== Supplied data ==
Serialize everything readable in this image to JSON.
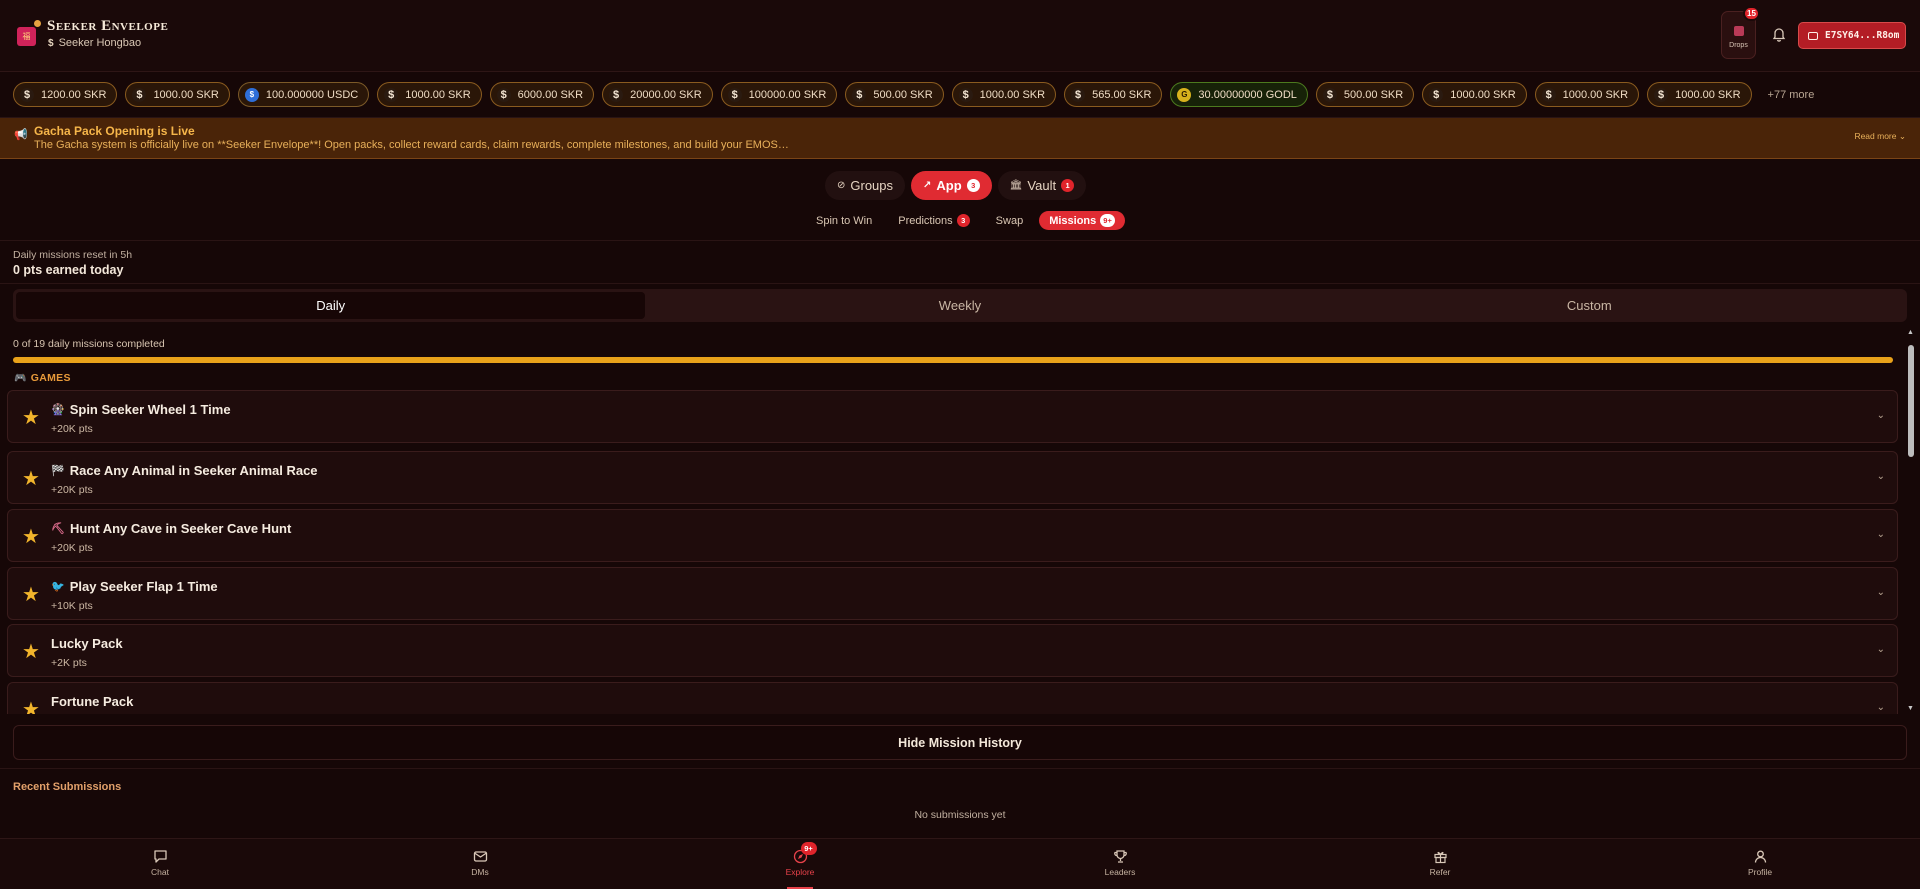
{
  "app": {
    "name": "Seeker Envelope",
    "subtitle": "Seeker Hongbao"
  },
  "header": {
    "drops_label": "Drops",
    "drops_badge": "15",
    "wallet_address": "E7SY64...R8om"
  },
  "tokens": [
    {
      "amount": "1200.00 SKR",
      "icon": "skr-icon"
    },
    {
      "amount": "1000.00 SKR",
      "icon": "skr-icon"
    },
    {
      "amount": "100.000000 USDC",
      "icon": "usdc-icon"
    },
    {
      "amount": "1000.00 SKR",
      "icon": "skr-icon"
    },
    {
      "amount": "6000.00 SKR",
      "icon": "skr-icon"
    },
    {
      "amount": "20000.00 SKR",
      "icon": "skr-icon"
    },
    {
      "amount": "100000.00 SKR",
      "icon": "skr-icon"
    },
    {
      "amount": "500.00 SKR",
      "icon": "skr-icon"
    },
    {
      "amount": "1000.00 SKR",
      "icon": "skr-icon"
    },
    {
      "amount": "565.00 SKR",
      "icon": "skr-icon"
    },
    {
      "amount": "30.00000000 GODL",
      "icon": "godl-icon"
    },
    {
      "amount": "500.00 SKR",
      "icon": "skr-icon"
    },
    {
      "amount": "1000.00 SKR",
      "icon": "skr-icon"
    },
    {
      "amount": "1000.00 SKR",
      "icon": "skr-icon"
    },
    {
      "amount": "1000.00 SKR",
      "icon": "skr-icon"
    }
  ],
  "tokens_more": "+77 more",
  "announcement": {
    "title": "Gacha Pack Opening is Live",
    "body": "The Gacha system is officially live on **Seeker Envelope**! Open packs, collect reward cards, claim rewards, complete milestones, and build your EMOS…",
    "read_more": "Read more"
  },
  "primary_tabs": [
    {
      "label": "Groups",
      "badge": "",
      "active": false
    },
    {
      "label": "App",
      "badge": "3",
      "active": true
    },
    {
      "label": "Vault",
      "badge": "1",
      "active": false
    }
  ],
  "secondary_tabs": [
    {
      "label": "Spin to Win",
      "badge": ""
    },
    {
      "label": "Predictions",
      "badge": "3"
    },
    {
      "label": "Swap",
      "badge": ""
    },
    {
      "label": "Missions",
      "badge": "9+"
    }
  ],
  "summary": {
    "reset": "Daily missions reset in 5h",
    "earned": "0 pts earned today"
  },
  "period_tabs": [
    "Daily",
    "Weekly",
    "Custom"
  ],
  "progress": {
    "text": "0 of 19 daily missions completed",
    "fraction": 1.0
  },
  "section": "GAMES",
  "missions": [
    {
      "emoji": "🎡",
      "title": "Spin Seeker Wheel 1 Time",
      "pts": "+20K pts"
    },
    {
      "emoji": "🏁",
      "title": "Race Any Animal in Seeker Animal Race",
      "pts": "+20K pts"
    },
    {
      "emoji": "⛏",
      "title": "Hunt Any Cave in Seeker Cave Hunt",
      "pts": "+20K pts"
    },
    {
      "emoji": "🐦",
      "title": "Play Seeker Flap 1 Time",
      "pts": "+10K pts"
    },
    {
      "emoji": "",
      "title": "Lucky Pack",
      "pts": "+2K pts"
    },
    {
      "emoji": "",
      "title": "Fortune Pack",
      "pts": ""
    }
  ],
  "history_button": "Hide Mission History",
  "recent": {
    "title": "Recent Submissions",
    "empty": "No submissions yet"
  },
  "nav": [
    {
      "label": "Chat",
      "icon": "chat-icon"
    },
    {
      "label": "DMs",
      "icon": "mail-icon"
    },
    {
      "label": "Explore",
      "icon": "compass-icon",
      "badge": "9+"
    },
    {
      "label": "Leaders",
      "icon": "trophy-icon"
    },
    {
      "label": "Refer",
      "icon": "gift-icon"
    },
    {
      "label": "Profile",
      "icon": "user-icon"
    }
  ],
  "colors": {
    "accent": "#e02b32",
    "gold": "#e9a21a",
    "background": "#160707"
  }
}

== Given exercise ==
Without the pictures, output the full listing exactly as it stands.

== Output for this exercise ==
Serialize everything readable in this image to JSON.
{
  "app": {
    "name": "Seeker Envelope",
    "subtitle": "Seeker Hongbao"
  },
  "header": {
    "drops_label": "Drops",
    "drops_badge": "15",
    "wallet_address": "E7SY64...R8om"
  },
  "tokens": [
    {
      "amount": "1200.00 SKR",
      "icon": "skr-icon"
    },
    {
      "amount": "1000.00 SKR",
      "icon": "skr-icon"
    },
    {
      "amount": "100.000000 USDC",
      "icon": "usdc-icon"
    },
    {
      "amount": "1000.00 SKR",
      "icon": "skr-icon"
    },
    {
      "amount": "6000.00 SKR",
      "icon": "skr-icon"
    },
    {
      "amount": "20000.00 SKR",
      "icon": "skr-icon"
    },
    {
      "amount": "100000.00 SKR",
      "icon": "skr-icon"
    },
    {
      "amount": "500.00 SKR",
      "icon": "skr-icon"
    },
    {
      "amount": "1000.00 SKR",
      "icon": "skr-icon"
    },
    {
      "amount": "565.00 SKR",
      "icon": "skr-icon"
    },
    {
      "amount": "30.00000000 GODL",
      "icon": "godl-icon"
    },
    {
      "amount": "500.00 SKR",
      "icon": "skr-icon"
    },
    {
      "amount": "1000.00 SKR",
      "icon": "skr-icon"
    },
    {
      "amount": "1000.00 SKR",
      "icon": "skr-icon"
    },
    {
      "amount": "1000.00 SKR",
      "icon": "skr-icon"
    }
  ],
  "tokens_more": "+77 more",
  "announcement": {
    "title": "Gacha Pack Opening is Live",
    "body": "The Gacha system is officially live on **Seeker Envelope**! Open packs, collect reward cards, claim rewards, complete milestones, and build your EMOS…",
    "read_more": "Read more"
  },
  "primary_tabs": [
    {
      "label": "Groups",
      "badge": "",
      "active": false
    },
    {
      "label": "App",
      "badge": "3",
      "active": true
    },
    {
      "label": "Vault",
      "badge": "1",
      "active": false
    }
  ],
  "secondary_tabs": [
    {
      "label": "Spin to Win",
      "badge": ""
    },
    {
      "label": "Predictions",
      "badge": "3"
    },
    {
      "label": "Swap",
      "badge": ""
    },
    {
      "label": "Missions",
      "badge": "9+"
    }
  ],
  "summary": {
    "reset": "Daily missions reset in 5h",
    "earned": "0 pts earned today"
  },
  "period_tabs": [
    "Daily",
    "Weekly",
    "Custom"
  ],
  "progress": {
    "text": "0 of 19 daily missions completed",
    "fraction": 1.0
  },
  "section": "GAMES",
  "missions": [
    {
      "emoji": "🎡",
      "title": "Spin Seeker Wheel 1 Time",
      "pts": "+20K pts"
    },
    {
      "emoji": "🏁",
      "title": "Race Any Animal in Seeker Animal Race",
      "pts": "+20K pts"
    },
    {
      "emoji": "⛏",
      "title": "Hunt Any Cave in Seeker Cave Hunt",
      "pts": "+20K pts"
    },
    {
      "emoji": "🐦",
      "title": "Play Seeker Flap 1 Time",
      "pts": "+10K pts"
    },
    {
      "emoji": "",
      "title": "Lucky Pack",
      "pts": "+2K pts"
    },
    {
      "emoji": "",
      "title": "Fortune Pack",
      "pts": ""
    }
  ],
  "history_button": "Hide Mission History",
  "recent": {
    "title": "Recent Submissions",
    "empty": "No submissions yet"
  },
  "nav": [
    {
      "label": "Chat",
      "icon": "chat-icon"
    },
    {
      "label": "DMs",
      "icon": "mail-icon"
    },
    {
      "label": "Explore",
      "icon": "compass-icon",
      "badge": "9+"
    },
    {
      "label": "Leaders",
      "icon": "trophy-icon"
    },
    {
      "label": "Refer",
      "icon": "gift-icon"
    },
    {
      "label": "Profile",
      "icon": "user-icon"
    }
  ],
  "colors": {
    "accent": "#e02b32",
    "gold": "#e9a21a",
    "background": "#160707"
  }
}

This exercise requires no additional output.